Written problem: Repeat exactly the lines from the one containing "Serialize everything readable" through the last line of the records below, both included, and nothing else.

Supplied records:
-- START --
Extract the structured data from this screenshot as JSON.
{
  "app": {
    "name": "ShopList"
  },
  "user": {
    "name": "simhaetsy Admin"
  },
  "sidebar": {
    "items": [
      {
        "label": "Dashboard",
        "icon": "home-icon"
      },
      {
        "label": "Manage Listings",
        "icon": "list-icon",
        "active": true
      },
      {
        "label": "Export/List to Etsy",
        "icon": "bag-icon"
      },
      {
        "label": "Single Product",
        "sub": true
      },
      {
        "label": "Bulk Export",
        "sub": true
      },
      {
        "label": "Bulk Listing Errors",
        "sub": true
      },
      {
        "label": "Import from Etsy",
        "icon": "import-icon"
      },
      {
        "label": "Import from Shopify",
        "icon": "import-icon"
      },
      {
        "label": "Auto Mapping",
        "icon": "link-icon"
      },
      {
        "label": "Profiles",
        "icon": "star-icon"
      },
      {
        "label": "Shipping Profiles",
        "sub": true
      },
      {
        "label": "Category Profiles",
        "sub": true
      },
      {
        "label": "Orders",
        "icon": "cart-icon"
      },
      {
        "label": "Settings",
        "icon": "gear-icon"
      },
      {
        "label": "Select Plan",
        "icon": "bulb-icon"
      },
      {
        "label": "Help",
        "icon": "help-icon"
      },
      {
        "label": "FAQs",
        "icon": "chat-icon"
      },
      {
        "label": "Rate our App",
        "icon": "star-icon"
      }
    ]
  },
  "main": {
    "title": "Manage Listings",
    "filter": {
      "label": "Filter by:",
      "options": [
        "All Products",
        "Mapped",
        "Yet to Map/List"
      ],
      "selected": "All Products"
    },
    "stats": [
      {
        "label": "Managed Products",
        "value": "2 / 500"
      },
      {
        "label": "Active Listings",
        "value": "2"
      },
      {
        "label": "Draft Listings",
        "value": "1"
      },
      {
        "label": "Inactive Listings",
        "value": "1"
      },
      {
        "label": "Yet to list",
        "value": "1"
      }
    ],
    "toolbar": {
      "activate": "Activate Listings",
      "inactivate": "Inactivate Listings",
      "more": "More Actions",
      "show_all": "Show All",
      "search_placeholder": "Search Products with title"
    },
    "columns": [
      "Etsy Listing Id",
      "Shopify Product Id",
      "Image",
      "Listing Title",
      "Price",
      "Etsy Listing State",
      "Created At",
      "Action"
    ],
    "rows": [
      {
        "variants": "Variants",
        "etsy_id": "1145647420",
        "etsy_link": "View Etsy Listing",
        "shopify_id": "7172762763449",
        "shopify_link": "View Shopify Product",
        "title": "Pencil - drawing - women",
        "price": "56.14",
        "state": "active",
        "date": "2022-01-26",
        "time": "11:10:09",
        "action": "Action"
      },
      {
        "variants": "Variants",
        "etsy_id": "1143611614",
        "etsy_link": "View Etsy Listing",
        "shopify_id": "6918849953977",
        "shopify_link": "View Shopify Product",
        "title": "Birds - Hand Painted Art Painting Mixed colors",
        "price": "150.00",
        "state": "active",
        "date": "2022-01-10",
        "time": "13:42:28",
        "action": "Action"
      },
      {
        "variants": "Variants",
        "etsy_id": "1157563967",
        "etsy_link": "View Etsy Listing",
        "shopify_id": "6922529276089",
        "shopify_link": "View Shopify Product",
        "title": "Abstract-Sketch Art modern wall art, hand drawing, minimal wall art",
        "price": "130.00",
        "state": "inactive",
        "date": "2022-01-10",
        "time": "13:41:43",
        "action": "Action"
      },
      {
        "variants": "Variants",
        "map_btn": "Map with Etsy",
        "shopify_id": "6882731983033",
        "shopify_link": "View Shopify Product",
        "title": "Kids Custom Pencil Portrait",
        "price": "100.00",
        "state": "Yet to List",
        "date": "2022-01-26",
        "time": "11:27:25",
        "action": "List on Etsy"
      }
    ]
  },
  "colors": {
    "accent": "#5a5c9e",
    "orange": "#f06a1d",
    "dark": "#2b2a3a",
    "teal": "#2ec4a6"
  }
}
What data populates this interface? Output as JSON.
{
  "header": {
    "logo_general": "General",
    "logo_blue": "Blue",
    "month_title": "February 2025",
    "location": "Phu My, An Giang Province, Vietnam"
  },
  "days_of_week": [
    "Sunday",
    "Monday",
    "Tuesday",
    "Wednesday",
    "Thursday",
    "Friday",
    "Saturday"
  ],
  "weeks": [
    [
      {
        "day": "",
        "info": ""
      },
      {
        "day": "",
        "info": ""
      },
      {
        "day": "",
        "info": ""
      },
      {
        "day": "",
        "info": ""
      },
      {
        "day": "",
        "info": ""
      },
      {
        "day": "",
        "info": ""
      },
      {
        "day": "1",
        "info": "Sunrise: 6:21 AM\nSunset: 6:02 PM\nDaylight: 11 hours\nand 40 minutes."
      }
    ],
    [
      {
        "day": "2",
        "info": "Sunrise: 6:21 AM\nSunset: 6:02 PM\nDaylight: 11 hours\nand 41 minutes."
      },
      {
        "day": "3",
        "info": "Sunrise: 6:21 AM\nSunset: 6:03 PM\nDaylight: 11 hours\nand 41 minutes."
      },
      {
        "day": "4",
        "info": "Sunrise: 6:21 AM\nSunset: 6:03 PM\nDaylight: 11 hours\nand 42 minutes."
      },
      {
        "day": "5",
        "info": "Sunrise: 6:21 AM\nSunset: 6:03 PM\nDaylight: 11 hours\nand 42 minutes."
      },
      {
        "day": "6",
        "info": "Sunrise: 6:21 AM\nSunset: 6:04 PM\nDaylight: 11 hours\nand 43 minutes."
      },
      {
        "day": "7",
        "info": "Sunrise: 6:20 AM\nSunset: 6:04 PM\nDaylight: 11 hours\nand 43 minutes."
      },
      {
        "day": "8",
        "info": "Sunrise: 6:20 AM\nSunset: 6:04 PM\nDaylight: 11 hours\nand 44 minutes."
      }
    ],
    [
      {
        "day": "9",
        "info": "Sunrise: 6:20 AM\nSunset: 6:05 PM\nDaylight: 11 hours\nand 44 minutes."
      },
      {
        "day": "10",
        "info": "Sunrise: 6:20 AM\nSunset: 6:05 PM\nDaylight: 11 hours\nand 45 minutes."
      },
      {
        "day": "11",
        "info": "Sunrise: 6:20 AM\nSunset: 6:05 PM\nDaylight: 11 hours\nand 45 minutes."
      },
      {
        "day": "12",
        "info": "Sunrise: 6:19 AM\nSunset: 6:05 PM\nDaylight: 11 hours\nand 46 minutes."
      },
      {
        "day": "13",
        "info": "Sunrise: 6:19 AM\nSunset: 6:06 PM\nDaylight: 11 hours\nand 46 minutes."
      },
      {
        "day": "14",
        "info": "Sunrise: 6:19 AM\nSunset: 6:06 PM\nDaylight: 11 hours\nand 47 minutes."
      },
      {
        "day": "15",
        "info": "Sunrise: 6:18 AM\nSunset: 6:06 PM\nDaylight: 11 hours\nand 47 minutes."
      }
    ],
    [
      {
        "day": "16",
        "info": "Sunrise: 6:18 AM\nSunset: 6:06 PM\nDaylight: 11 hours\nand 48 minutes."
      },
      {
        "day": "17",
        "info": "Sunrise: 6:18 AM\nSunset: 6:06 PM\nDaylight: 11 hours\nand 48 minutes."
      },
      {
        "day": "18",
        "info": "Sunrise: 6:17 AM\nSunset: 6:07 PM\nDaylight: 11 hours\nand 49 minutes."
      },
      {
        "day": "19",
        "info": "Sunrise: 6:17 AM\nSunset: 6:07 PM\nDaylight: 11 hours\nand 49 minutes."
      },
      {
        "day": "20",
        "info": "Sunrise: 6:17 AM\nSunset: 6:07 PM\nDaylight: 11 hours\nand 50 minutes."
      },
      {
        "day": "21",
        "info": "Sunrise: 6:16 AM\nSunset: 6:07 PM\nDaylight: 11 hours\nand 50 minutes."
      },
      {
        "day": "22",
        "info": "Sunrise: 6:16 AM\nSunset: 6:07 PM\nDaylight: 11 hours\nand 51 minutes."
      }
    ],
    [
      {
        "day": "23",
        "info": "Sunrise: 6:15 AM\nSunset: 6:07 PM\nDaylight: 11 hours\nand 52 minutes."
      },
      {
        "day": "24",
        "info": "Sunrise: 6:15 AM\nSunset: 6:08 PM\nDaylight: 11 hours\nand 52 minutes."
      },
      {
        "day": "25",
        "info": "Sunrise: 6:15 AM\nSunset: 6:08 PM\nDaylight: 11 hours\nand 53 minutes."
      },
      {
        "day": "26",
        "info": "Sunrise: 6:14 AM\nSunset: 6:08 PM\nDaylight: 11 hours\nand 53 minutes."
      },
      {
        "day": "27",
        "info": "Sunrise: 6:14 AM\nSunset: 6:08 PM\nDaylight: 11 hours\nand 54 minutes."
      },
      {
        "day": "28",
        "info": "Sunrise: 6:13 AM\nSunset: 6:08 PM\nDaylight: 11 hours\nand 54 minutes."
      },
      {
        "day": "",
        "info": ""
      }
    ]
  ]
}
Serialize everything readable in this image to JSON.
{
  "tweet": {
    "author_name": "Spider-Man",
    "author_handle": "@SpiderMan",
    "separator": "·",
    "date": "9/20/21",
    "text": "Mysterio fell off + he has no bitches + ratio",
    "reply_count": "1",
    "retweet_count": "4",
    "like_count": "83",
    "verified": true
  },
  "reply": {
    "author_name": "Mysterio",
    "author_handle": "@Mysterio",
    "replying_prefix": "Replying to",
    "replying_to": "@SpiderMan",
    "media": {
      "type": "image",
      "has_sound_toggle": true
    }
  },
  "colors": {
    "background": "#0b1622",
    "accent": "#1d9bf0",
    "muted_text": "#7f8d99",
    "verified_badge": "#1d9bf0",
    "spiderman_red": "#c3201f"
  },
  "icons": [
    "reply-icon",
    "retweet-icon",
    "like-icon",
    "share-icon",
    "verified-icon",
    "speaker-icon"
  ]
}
-- END --
Solution:
Serialize everything readable in this image to JSON.
{
  "tweet": {
    "author_name": "Spider-Man",
    "author_handle": "@SpiderMan",
    "separator": "·",
    "date": "9/20/21",
    "text": "Mysterio fell off + he has no bitches + ratio",
    "reply_count": "1",
    "retweet_count": "4",
    "like_count": "83",
    "verified": true
  },
  "reply": {
    "author_name": "Mysterio",
    "author_handle": "@Mysterio",
    "replying_prefix": "Replying to",
    "replying_to": "@SpiderMan",
    "media": {
      "type": "image",
      "has_sound_toggle": true
    }
  },
  "colors": {
    "background": "#0b1622",
    "accent": "#1d9bf0",
    "muted_text": "#7f8d99",
    "verified_badge": "#1d9bf0",
    "spiderman_red": "#c3201f"
  },
  "icons": [
    "reply-icon",
    "retweet-icon",
    "like-icon",
    "share-icon",
    "verified-icon",
    "speaker-icon"
  ]
}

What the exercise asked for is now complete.